** GOAL **
Copy the following listing out verbatim.

================

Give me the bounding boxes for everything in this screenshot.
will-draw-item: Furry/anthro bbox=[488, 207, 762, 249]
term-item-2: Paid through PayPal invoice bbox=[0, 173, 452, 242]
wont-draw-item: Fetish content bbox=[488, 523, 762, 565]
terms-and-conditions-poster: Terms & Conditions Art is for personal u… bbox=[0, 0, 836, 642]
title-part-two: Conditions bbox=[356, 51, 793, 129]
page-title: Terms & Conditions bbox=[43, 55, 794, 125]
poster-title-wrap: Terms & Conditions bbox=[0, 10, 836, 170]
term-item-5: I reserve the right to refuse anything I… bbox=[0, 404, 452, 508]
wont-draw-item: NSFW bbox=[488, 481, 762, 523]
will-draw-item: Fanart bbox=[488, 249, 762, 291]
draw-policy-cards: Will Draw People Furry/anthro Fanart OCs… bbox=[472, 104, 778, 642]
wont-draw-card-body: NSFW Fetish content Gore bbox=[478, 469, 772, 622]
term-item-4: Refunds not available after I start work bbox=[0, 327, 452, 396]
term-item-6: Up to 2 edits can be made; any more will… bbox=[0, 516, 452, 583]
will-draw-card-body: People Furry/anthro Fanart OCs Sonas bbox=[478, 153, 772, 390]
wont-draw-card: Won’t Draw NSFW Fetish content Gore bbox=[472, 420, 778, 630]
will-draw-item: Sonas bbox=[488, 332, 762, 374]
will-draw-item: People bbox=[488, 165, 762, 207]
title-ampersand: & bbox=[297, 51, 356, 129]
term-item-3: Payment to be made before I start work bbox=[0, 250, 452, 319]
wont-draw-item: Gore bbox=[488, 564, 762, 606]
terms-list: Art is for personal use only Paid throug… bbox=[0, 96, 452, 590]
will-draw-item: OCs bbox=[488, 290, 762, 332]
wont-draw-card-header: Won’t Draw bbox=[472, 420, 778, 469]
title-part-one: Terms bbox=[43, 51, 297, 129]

================

** THE SOLUTION **
Give me the bounding boxes for everything in this screenshot.
will-draw-item: Furry/anthro bbox=[488, 207, 762, 249]
term-item-2: Paid through PayPal invoice bbox=[0, 173, 452, 242]
wont-draw-item: Fetish content bbox=[488, 523, 762, 565]
terms-and-conditions-poster: Terms & Conditions Art is for personal u… bbox=[0, 0, 836, 642]
title-part-two: Conditions bbox=[356, 51, 793, 129]
page-title: Terms & Conditions bbox=[43, 55, 794, 125]
poster-title-wrap: Terms & Conditions bbox=[0, 10, 836, 170]
term-item-5: I reserve the right to refuse anything I… bbox=[0, 404, 452, 508]
wont-draw-item: NSFW bbox=[488, 481, 762, 523]
will-draw-item: Fanart bbox=[488, 249, 762, 291]
draw-policy-cards: Will Draw People Furry/anthro Fanart OCs… bbox=[472, 104, 778, 642]
wont-draw-card-body: NSFW Fetish content Gore bbox=[478, 469, 772, 622]
term-item-4: Refunds not available after I start work bbox=[0, 327, 452, 396]
term-item-6: Up to 2 edits can be made; any more will… bbox=[0, 516, 452, 583]
will-draw-card-body: People Furry/anthro Fanart OCs Sonas bbox=[478, 153, 772, 390]
wont-draw-card: Won’t Draw NSFW Fetish content Gore bbox=[472, 420, 778, 630]
will-draw-item: Sonas bbox=[488, 332, 762, 374]
will-draw-item: People bbox=[488, 165, 762, 207]
title-ampersand: & bbox=[297, 51, 356, 129]
term-item-3: Payment to be made before I start work bbox=[0, 250, 452, 319]
wont-draw-item: Gore bbox=[488, 564, 762, 606]
terms-list: Art is for personal use only Paid throug… bbox=[0, 96, 452, 590]
will-draw-item: OCs bbox=[488, 290, 762, 332]
wont-draw-card-header: Won’t Draw bbox=[472, 420, 778, 469]
title-part-one: Terms bbox=[43, 51, 297, 129]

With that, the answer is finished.